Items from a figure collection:
>> BEGIN

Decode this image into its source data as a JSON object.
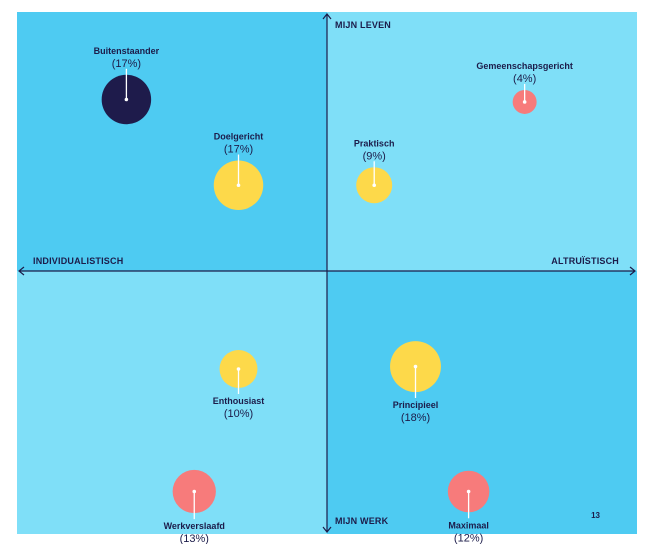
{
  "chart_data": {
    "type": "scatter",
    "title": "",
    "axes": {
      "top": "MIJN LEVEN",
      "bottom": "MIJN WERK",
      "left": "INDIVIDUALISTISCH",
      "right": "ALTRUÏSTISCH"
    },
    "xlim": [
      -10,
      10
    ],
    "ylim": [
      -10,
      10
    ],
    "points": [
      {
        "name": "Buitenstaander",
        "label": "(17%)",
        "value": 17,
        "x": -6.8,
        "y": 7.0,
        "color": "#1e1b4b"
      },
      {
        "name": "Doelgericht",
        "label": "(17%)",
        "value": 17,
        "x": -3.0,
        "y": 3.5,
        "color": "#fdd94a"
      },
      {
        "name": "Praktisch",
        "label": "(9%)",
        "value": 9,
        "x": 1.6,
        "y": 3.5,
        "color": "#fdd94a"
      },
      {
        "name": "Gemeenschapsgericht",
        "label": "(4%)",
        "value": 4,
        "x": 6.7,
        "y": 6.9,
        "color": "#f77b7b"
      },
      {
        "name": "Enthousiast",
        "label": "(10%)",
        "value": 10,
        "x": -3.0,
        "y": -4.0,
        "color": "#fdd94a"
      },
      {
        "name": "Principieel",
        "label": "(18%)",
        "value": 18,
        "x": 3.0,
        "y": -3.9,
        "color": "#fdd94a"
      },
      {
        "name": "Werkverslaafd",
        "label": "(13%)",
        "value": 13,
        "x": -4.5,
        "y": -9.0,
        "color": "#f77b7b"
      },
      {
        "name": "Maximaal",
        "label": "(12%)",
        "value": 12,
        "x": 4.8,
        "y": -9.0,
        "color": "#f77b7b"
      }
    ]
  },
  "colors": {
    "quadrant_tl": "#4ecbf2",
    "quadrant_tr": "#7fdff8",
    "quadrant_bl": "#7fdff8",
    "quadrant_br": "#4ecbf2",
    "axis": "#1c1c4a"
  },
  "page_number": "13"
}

>> END

GIVEN INSTRUCTION:
Repeat the listing in full and exactly. Leave any pictures out.

ANSWER FOR THIS EXERCISE:
Decode this image into its source data as a JSON object.
{
  "chart_data": {
    "type": "scatter",
    "title": "",
    "axes": {
      "top": "MIJN LEVEN",
      "bottom": "MIJN WERK",
      "left": "INDIVIDUALISTISCH",
      "right": "ALTRUÏSTISCH"
    },
    "xlim": [
      -10,
      10
    ],
    "ylim": [
      -10,
      10
    ],
    "points": [
      {
        "name": "Buitenstaander",
        "label": "(17%)",
        "value": 17,
        "x": -6.8,
        "y": 7.0,
        "color": "#1e1b4b"
      },
      {
        "name": "Doelgericht",
        "label": "(17%)",
        "value": 17,
        "x": -3.0,
        "y": 3.5,
        "color": "#fdd94a"
      },
      {
        "name": "Praktisch",
        "label": "(9%)",
        "value": 9,
        "x": 1.6,
        "y": 3.5,
        "color": "#fdd94a"
      },
      {
        "name": "Gemeenschapsgericht",
        "label": "(4%)",
        "value": 4,
        "x": 6.7,
        "y": 6.9,
        "color": "#f77b7b"
      },
      {
        "name": "Enthousiast",
        "label": "(10%)",
        "value": 10,
        "x": -3.0,
        "y": -4.0,
        "color": "#fdd94a"
      },
      {
        "name": "Principieel",
        "label": "(18%)",
        "value": 18,
        "x": 3.0,
        "y": -3.9,
        "color": "#fdd94a"
      },
      {
        "name": "Werkverslaafd",
        "label": "(13%)",
        "value": 13,
        "x": -4.5,
        "y": -9.0,
        "color": "#f77b7b"
      },
      {
        "name": "Maximaal",
        "label": "(12%)",
        "value": 12,
        "x": 4.8,
        "y": -9.0,
        "color": "#f77b7b"
      }
    ]
  },
  "colors": {
    "quadrant_tl": "#4ecbf2",
    "quadrant_tr": "#7fdff8",
    "quadrant_bl": "#7fdff8",
    "quadrant_br": "#4ecbf2",
    "axis": "#1c1c4a"
  },
  "page_number": "13"
}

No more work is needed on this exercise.